前回は陰陽説についてのお話でした。中医学(東洋医学)では、陰陽は物事を二分化する理論に、宇宙は5つの元素(木・火・土・金・水)から出来ているという説を加えて、陰陽五行説を唱えました。
前回お話したように、中医学の特徴は人と自然を統一体として捉え、自然、社会、人間の体の状態のあらゆるものが、五行の循環法則に従って変化するといいます。
木→火→土→金→水のこの順番で考えていくと、
「木」と「木」がこすれ合って「火」が生じ、「火」が燃え尽きると「土」が出来、「土」の中から「金」属が生じ、「金」属は溶けると「水」に戻り、「水」を与えると「木」は成長する、といったように一周してこのサイクルを繰り返します。
この5つの要素それぞれが「生む、生まれる」の関係にある考えを「五行相生説」といいます。

....

理解度チェック:
1. 五行相生説の文章によれば、「木」から「火」が生じるのはなぜか。1〜3文で説明せよ。
2. 次の(a)〜(c)が五行相生説の文章の内容と合うかどうか、それぞれ「はい」か「いいえ」で答え、判断の決め手となる語句を文章からそのまま引用せよ。
(a) 陰陽五行説は、物事を二分化する陰陽の理論に、宇宙は5つの元素から出来ているという説を加えたものである。
(b) 「金」属は溶けると「土」に戻る。
(c) 「水」を与えると「火」が大きくなる。
3. 五行相生説の文章を、最後の文のあとから書き進めてください。

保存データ

....

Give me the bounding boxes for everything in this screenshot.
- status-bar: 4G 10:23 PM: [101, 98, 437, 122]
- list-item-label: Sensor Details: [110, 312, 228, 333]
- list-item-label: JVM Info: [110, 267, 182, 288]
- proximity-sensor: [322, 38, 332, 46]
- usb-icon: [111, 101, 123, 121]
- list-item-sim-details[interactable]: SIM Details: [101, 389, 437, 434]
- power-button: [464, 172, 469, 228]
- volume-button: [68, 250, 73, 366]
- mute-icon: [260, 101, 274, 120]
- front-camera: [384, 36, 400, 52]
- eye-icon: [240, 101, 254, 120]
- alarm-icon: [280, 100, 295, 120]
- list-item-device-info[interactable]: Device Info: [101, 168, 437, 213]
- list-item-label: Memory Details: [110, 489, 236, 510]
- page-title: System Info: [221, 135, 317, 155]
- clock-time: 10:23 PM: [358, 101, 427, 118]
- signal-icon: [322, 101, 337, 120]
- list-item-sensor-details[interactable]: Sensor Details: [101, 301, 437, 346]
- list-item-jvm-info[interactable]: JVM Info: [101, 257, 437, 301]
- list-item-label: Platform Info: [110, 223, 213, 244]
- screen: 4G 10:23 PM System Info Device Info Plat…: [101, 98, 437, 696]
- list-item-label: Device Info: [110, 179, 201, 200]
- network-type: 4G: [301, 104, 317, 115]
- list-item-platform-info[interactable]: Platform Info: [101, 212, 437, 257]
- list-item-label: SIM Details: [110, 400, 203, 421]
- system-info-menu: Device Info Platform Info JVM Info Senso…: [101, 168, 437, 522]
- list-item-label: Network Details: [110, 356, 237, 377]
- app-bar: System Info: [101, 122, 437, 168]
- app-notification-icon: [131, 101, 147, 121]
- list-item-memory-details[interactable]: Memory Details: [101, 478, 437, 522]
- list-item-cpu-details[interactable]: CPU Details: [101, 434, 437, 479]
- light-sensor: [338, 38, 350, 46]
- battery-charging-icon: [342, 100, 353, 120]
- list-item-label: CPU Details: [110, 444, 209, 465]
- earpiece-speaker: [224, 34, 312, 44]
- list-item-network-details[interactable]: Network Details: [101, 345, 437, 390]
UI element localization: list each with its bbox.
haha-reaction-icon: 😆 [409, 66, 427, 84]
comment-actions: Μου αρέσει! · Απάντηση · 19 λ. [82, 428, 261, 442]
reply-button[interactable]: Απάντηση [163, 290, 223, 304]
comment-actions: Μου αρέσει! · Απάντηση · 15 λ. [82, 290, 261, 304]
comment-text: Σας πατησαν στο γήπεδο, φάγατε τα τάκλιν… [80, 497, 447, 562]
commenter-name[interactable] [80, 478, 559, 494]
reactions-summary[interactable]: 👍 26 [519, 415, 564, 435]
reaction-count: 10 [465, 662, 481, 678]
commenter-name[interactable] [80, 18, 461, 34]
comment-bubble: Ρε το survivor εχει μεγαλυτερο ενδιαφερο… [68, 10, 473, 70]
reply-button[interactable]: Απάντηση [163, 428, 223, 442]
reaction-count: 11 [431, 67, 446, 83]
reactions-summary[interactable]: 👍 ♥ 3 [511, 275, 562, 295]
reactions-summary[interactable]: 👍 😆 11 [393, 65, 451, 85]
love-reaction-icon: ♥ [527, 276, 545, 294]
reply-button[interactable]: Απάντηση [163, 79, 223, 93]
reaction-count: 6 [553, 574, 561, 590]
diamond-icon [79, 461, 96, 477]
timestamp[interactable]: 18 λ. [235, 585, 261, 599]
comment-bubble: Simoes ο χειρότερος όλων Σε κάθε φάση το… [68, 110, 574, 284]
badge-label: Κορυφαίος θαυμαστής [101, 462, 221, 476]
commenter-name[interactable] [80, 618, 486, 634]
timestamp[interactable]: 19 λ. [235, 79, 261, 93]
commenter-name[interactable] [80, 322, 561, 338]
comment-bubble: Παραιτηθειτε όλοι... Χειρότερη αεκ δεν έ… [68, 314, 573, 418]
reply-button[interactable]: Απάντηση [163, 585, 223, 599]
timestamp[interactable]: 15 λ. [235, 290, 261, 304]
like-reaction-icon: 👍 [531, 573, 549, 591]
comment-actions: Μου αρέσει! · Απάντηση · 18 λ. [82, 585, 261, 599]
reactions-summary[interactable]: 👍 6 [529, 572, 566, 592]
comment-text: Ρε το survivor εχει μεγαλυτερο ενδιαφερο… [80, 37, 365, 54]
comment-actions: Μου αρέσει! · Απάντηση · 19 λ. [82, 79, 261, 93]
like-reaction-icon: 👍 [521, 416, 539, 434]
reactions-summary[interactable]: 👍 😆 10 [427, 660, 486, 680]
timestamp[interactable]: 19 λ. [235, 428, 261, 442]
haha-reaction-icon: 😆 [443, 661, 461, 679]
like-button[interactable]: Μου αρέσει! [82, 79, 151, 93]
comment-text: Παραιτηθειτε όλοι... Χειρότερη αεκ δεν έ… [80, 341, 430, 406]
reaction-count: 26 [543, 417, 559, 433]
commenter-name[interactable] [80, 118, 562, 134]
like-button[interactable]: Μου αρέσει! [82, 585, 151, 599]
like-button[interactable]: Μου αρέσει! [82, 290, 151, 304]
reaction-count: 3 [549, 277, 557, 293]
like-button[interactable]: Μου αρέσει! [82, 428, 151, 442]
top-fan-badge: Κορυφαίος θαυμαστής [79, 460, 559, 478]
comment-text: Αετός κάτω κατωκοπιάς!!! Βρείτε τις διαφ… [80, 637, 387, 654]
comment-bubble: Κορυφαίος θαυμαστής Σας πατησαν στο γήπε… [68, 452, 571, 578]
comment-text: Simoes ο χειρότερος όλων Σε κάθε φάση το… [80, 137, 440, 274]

....

解答例:
1. 「木」と「木」がこすれ合うことで「火」が生じるからである。

2.
(a) はい。「陰陽は物事を二分化する理論に、宇宙は5つの元素(木・火・土・金・水)から出来ているという説を加えて、陰陽五行説を唱えました」
(b) いいえ。「「金」属は溶けると「水」に戻り」
(c) いいえ。「「水」を与えると「木」は成長する」

3.
さらにこの「相生説」に対し、「相克説」があり、
「水」は「火」を消し、「火」は「金」属を溶かし、「金」属は「木」を切り倒し、「木」は「土」から養分を吸い取りますが、「土」は「水」をせき止めることが出来ます。あるものが別のものを抑制するということです。
この五行に五臓六腑を当てはめるわけです。
木が「肝、胆(胆嚢)」、火が「心、小腸」、土が「脾、胃」、金が「肺、大腸」、水が「腎、膀胱」という具合です。
一例をあげると、木生火(木と木がこすれて火が生じる)なので、肝(木)は心(火)を生む。これは肝(肝臓)が貯蔵している血が心(心臓)を養うという意味です。これは「相生」です。
「相克」の例をあげると、水克火(水は火を消す)なので、腎(水)は心(火)を抑制する。これは腎(腎臓)が心(心臓)の熱を抑制するということです。
ただ五臓六腑の関係や症状、治療などがすべてが五行説で解決するということではないとも言われています。
少し理解困難な内容かもしれませんが、こういう考えもあるという感じで捉えてもらえればと思います。